=== Set task ===
Extract all data as written.

Records about charts and figures
==============================

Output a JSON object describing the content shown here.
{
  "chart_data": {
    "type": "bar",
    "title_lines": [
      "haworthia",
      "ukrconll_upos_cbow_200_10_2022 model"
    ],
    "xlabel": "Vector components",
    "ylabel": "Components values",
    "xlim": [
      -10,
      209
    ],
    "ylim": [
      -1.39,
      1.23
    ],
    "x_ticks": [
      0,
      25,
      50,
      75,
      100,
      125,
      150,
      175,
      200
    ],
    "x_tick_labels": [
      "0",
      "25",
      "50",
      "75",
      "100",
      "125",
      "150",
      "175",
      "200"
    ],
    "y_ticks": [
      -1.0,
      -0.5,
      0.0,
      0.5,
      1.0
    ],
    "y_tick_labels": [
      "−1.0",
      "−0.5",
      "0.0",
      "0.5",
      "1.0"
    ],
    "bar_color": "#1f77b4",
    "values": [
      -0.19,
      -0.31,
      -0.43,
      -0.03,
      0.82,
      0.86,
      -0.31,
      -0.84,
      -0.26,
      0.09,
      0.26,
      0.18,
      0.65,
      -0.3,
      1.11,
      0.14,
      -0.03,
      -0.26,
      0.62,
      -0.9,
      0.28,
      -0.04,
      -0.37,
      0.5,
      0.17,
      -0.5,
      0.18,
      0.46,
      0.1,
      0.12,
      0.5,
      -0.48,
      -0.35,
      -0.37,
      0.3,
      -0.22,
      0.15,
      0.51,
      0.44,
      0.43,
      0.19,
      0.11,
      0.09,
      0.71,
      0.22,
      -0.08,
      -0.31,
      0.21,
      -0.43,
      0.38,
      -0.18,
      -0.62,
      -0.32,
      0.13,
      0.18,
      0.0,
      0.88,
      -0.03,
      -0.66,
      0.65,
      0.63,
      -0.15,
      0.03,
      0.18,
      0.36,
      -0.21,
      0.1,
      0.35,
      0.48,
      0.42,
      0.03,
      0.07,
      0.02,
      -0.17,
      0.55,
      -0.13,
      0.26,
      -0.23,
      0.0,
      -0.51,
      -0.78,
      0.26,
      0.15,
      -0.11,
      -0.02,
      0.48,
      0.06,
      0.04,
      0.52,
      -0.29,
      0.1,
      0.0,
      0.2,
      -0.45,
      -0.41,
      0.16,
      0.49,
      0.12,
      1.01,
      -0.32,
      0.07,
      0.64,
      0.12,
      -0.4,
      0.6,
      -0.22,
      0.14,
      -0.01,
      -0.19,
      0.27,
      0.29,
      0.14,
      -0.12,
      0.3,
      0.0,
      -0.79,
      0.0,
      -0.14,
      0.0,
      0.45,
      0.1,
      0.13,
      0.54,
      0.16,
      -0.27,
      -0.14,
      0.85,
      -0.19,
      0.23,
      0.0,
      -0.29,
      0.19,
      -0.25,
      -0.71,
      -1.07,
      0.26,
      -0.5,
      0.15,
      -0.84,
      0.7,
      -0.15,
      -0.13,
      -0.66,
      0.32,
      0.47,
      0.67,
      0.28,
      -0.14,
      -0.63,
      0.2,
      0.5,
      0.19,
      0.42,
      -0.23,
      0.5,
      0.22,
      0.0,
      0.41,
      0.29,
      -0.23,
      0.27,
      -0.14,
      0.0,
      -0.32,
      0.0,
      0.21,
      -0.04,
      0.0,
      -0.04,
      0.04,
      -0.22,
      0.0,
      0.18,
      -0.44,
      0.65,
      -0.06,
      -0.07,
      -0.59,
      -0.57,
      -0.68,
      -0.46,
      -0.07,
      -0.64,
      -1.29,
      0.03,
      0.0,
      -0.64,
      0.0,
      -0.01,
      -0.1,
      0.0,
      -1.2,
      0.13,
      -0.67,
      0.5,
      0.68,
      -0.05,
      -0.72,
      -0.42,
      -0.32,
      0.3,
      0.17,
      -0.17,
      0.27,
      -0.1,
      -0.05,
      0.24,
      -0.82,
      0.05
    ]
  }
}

==============================

=== Result below ===
Output a JSON object describing the content shown here.
{
  "chart_data": {
    "type": "bar",
    "title_lines": [
      "haworthia",
      "ukrconll_upos_cbow_200_10_2022 model"
    ],
    "xlabel": "Vector components",
    "ylabel": "Components values",
    "xlim": [
      -10,
      209
    ],
    "ylim": [
      -1.39,
      1.23
    ],
    "x_ticks": [
      0,
      25,
      50,
      75,
      100,
      125,
      150,
      175,
      200
    ],
    "x_tick_labels": [
      "0",
      "25",
      "50",
      "75",
      "100",
      "125",
      "150",
      "175",
      "200"
    ],
    "y_ticks": [
      -1.0,
      -0.5,
      0.0,
      0.5,
      1.0
    ],
    "y_tick_labels": [
      "−1.0",
      "−0.5",
      "0.0",
      "0.5",
      "1.0"
    ],
    "bar_color": "#1f77b4",
    "values": [
      -0.19,
      -0.31,
      -0.43,
      -0.03,
      0.82,
      0.86,
      -0.31,
      -0.84,
      -0.26,
      0.09,
      0.26,
      0.18,
      0.65,
      -0.3,
      1.11,
      0.14,
      -0.03,
      -0.26,
      0.62,
      -0.9,
      0.28,
      -0.04,
      -0.37,
      0.5,
      0.17,
      -0.5,
      0.18,
      0.46,
      0.1,
      0.12,
      0.5,
      -0.48,
      -0.35,
      -0.37,
      0.3,
      -0.22,
      0.15,
      0.51,
      0.44,
      0.43,
      0.19,
      0.11,
      0.09,
      0.71,
      0.22,
      -0.08,
      -0.31,
      0.21,
      -0.43,
      0.38,
      -0.18,
      -0.62,
      -0.32,
      0.13,
      0.18,
      0.0,
      0.88,
      -0.03,
      -0.66,
      0.65,
      0.63,
      -0.15,
      0.03,
      0.18,
      0.36,
      -0.21,
      0.1,
      0.35,
      0.48,
      0.42,
      0.03,
      0.07,
      0.02,
      -0.17,
      0.55,
      -0.13,
      0.26,
      -0.23,
      0.0,
      -0.51,
      -0.78,
      0.26,
      0.15,
      -0.11,
      -0.02,
      0.48,
      0.06,
      0.04,
      0.52,
      -0.29,
      0.1,
      0.0,
      0.2,
      -0.45,
      -0.41,
      0.16,
      0.49,
      0.12,
      1.01,
      -0.32,
      0.07,
      0.64,
      0.12,
      -0.4,
      0.6,
      -0.22,
      0.14,
      -0.01,
      -0.19,
      0.27,
      0.29,
      0.14,
      -0.12,
      0.3,
      0.0,
      -0.79,
      0.0,
      -0.14,
      0.0,
      0.45,
      0.1,
      0.13,
      0.54,
      0.16,
      -0.27,
      -0.14,
      0.85,
      -0.19,
      0.23,
      0.0,
      -0.29,
      0.19,
      -0.25,
      -0.71,
      -1.07,
      0.26,
      -0.5,
      0.15,
      -0.84,
      0.7,
      -0.15,
      -0.13,
      -0.66,
      0.32,
      0.47,
      0.67,
      0.28,
      -0.14,
      -0.63,
      0.2,
      0.5,
      0.19,
      0.42,
      -0.23,
      0.5,
      0.22,
      0.0,
      0.41,
      0.29,
      -0.23,
      0.27,
      -0.14,
      0.0,
      -0.32,
      0.0,
      0.21,
      -0.04,
      0.0,
      -0.04,
      0.04,
      -0.22,
      0.0,
      0.18,
      -0.44,
      0.65,
      -0.06,
      -0.07,
      -0.59,
      -0.57,
      -0.68,
      -0.46,
      -0.07,
      -0.64,
      -1.29,
      0.03,
      0.0,
      -0.64,
      0.0,
      -0.01,
      -0.1,
      0.0,
      -1.2,
      0.13,
      -0.67,
      0.5,
      0.68,
      -0.05,
      -0.72,
      -0.42,
      -0.32,
      0.3,
      0.17,
      -0.17,
      0.27,
      -0.1,
      -0.05,
      0.24,
      -0.82,
      0.05
    ]
  }
}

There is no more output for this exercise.